[START DATASET ROWS]

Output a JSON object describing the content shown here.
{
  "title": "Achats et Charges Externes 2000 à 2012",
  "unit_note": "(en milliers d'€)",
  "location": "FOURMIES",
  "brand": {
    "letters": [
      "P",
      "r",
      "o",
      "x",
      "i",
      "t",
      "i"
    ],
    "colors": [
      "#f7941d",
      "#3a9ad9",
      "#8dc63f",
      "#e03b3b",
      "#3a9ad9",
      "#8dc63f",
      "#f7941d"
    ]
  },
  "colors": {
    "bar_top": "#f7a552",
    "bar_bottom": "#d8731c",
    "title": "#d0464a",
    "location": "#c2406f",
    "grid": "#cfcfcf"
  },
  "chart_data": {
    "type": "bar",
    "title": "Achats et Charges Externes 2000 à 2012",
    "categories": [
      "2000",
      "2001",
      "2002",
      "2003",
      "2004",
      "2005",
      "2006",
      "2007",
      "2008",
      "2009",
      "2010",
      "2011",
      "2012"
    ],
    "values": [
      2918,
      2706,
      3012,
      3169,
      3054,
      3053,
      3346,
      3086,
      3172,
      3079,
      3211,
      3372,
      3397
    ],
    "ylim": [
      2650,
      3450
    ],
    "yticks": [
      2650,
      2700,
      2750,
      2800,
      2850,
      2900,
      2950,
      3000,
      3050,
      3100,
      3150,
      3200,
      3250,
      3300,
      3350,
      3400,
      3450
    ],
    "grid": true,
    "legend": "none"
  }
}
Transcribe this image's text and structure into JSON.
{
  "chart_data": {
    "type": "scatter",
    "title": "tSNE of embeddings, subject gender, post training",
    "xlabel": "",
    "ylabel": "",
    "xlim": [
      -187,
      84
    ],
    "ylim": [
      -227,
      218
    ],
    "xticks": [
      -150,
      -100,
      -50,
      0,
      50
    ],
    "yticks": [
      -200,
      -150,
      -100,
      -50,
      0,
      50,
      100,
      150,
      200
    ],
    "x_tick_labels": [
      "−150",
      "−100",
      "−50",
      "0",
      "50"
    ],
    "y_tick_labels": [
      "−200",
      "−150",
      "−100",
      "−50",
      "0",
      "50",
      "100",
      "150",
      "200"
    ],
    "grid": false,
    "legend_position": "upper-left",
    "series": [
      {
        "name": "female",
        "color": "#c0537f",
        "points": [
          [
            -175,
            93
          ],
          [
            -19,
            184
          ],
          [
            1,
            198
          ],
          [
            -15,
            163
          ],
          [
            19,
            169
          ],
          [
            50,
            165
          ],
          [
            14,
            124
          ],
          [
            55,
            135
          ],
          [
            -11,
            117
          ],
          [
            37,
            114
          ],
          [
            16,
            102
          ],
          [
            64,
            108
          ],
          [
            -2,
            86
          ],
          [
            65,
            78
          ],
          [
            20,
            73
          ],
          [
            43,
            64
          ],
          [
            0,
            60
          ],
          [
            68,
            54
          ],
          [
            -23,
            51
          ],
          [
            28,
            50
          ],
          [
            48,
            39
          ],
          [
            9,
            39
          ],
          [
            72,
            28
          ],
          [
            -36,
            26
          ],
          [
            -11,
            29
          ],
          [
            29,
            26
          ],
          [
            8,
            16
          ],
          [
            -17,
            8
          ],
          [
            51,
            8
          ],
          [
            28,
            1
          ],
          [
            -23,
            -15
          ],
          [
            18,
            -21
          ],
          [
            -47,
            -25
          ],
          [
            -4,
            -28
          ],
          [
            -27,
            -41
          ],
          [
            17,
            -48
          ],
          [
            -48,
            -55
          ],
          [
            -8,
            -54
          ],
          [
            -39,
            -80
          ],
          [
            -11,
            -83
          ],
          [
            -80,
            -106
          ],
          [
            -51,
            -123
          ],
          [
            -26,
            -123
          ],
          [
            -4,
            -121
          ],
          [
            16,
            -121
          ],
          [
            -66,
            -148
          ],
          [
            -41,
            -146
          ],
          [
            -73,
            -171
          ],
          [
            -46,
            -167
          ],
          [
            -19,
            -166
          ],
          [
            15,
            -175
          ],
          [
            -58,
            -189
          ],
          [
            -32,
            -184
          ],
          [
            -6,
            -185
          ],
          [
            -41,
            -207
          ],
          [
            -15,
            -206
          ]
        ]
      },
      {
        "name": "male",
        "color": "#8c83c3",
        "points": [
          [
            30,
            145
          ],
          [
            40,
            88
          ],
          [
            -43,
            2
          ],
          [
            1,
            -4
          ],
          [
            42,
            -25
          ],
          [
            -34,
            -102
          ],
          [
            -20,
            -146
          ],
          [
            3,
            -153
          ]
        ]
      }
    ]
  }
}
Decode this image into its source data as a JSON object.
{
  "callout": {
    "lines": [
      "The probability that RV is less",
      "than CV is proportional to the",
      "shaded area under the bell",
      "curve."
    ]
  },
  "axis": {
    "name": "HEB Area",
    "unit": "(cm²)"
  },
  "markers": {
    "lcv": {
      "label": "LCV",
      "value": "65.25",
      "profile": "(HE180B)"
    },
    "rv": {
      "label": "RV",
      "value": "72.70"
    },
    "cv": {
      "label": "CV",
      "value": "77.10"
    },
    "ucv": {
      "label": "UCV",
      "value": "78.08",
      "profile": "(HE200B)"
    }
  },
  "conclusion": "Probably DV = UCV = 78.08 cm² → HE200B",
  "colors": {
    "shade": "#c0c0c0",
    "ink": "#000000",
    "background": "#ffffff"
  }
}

[END DATASET ROWS]

SET EXERCISE:
The entries above must be returned exactly.

SOLUTION FOR THIS EXERCISE:
Output a JSON object describing the content shown here.
{
  "title": "Achats et Charges Externes 2000 à 2012",
  "unit_note": "(en milliers d'€)",
  "location": "FOURMIES",
  "brand": {
    "letters": [
      "P",
      "r",
      "o",
      "x",
      "i",
      "t",
      "i"
    ],
    "colors": [
      "#f7941d",
      "#3a9ad9",
      "#8dc63f",
      "#e03b3b",
      "#3a9ad9",
      "#8dc63f",
      "#f7941d"
    ]
  },
  "colors": {
    "bar_top": "#f7a552",
    "bar_bottom": "#d8731c",
    "title": "#d0464a",
    "location": "#c2406f",
    "grid": "#cfcfcf"
  },
  "chart_data": {
    "type": "bar",
    "title": "Achats et Charges Externes 2000 à 2012",
    "categories": [
      "2000",
      "2001",
      "2002",
      "2003",
      "2004",
      "2005",
      "2006",
      "2007",
      "2008",
      "2009",
      "2010",
      "2011",
      "2012"
    ],
    "values": [
      2918,
      2706,
      3012,
      3169,
      3054,
      3053,
      3346,
      3086,
      3172,
      3079,
      3211,
      3372,
      3397
    ],
    "ylim": [
      2650,
      3450
    ],
    "yticks": [
      2650,
      2700,
      2750,
      2800,
      2850,
      2900,
      2950,
      3000,
      3050,
      3100,
      3150,
      3200,
      3250,
      3300,
      3350,
      3400,
      3450
    ],
    "grid": true,
    "legend": "none"
  }
}
Transcribe this image's text and structure into JSON.
{
  "chart_data": {
    "type": "scatter",
    "title": "tSNE of embeddings, subject gender, post training",
    "xlabel": "",
    "ylabel": "",
    "xlim": [
      -187,
      84
    ],
    "ylim": [
      -227,
      218
    ],
    "xticks": [
      -150,
      -100,
      -50,
      0,
      50
    ],
    "yticks": [
      -200,
      -150,
      -100,
      -50,
      0,
      50,
      100,
      150,
      200
    ],
    "x_tick_labels": [
      "−150",
      "−100",
      "−50",
      "0",
      "50"
    ],
    "y_tick_labels": [
      "−200",
      "−150",
      "−100",
      "−50",
      "0",
      "50",
      "100",
      "150",
      "200"
    ],
    "grid": false,
    "legend_position": "upper-left",
    "series": [
      {
        "name": "female",
        "color": "#c0537f",
        "points": [
          [
            -175,
            93
          ],
          [
            -19,
            184
          ],
          [
            1,
            198
          ],
          [
            -15,
            163
          ],
          [
            19,
            169
          ],
          [
            50,
            165
          ],
          [
            14,
            124
          ],
          [
            55,
            135
          ],
          [
            -11,
            117
          ],
          [
            37,
            114
          ],
          [
            16,
            102
          ],
          [
            64,
            108
          ],
          [
            -2,
            86
          ],
          [
            65,
            78
          ],
          [
            20,
            73
          ],
          [
            43,
            64
          ],
          [
            0,
            60
          ],
          [
            68,
            54
          ],
          [
            -23,
            51
          ],
          [
            28,
            50
          ],
          [
            48,
            39
          ],
          [
            9,
            39
          ],
          [
            72,
            28
          ],
          [
            -36,
            26
          ],
          [
            -11,
            29
          ],
          [
            29,
            26
          ],
          [
            8,
            16
          ],
          [
            -17,
            8
          ],
          [
            51,
            8
          ],
          [
            28,
            1
          ],
          [
            -23,
            -15
          ],
          [
            18,
            -21
          ],
          [
            -47,
            -25
          ],
          [
            -4,
            -28
          ],
          [
            -27,
            -41
          ],
          [
            17,
            -48
          ],
          [
            -48,
            -55
          ],
          [
            -8,
            -54
          ],
          [
            -39,
            -80
          ],
          [
            -11,
            -83
          ],
          [
            -80,
            -106
          ],
          [
            -51,
            -123
          ],
          [
            -26,
            -123
          ],
          [
            -4,
            -121
          ],
          [
            16,
            -121
          ],
          [
            -66,
            -148
          ],
          [
            -41,
            -146
          ],
          [
            -73,
            -171
          ],
          [
            -46,
            -167
          ],
          [
            -19,
            -166
          ],
          [
            15,
            -175
          ],
          [
            -58,
            -189
          ],
          [
            -32,
            -184
          ],
          [
            -6,
            -185
          ],
          [
            -41,
            -207
          ],
          [
            -15,
            -206
          ]
        ]
      },
      {
        "name": "male",
        "color": "#8c83c3",
        "points": [
          [
            30,
            145
          ],
          [
            40,
            88
          ],
          [
            -43,
            2
          ],
          [
            1,
            -4
          ],
          [
            42,
            -25
          ],
          [
            -34,
            -102
          ],
          [
            -20,
            -146
          ],
          [
            3,
            -153
          ]
        ]
      }
    ]
  }
}
Decode this image into its source data as a JSON object.
{
  "callout": {
    "lines": [
      "The probability that RV is less",
      "than CV is proportional to the",
      "shaded area under the bell",
      "curve."
    ]
  },
  "axis": {
    "name": "HEB Area",
    "unit": "(cm²)"
  },
  "markers": {
    "lcv": {
      "label": "LCV",
      "value": "65.25",
      "profile": "(HE180B)"
    },
    "rv": {
      "label": "RV",
      "value": "72.70"
    },
    "cv": {
      "label": "CV",
      "value": "77.10"
    },
    "ucv": {
      "label": "UCV",
      "value": "78.08",
      "profile": "(HE200B)"
    }
  },
  "conclusion": "Probably DV = UCV = 78.08 cm² → HE200B",
  "colors": {
    "shade": "#c0c0c0",
    "ink": "#000000",
    "background": "#ffffff"
  }
}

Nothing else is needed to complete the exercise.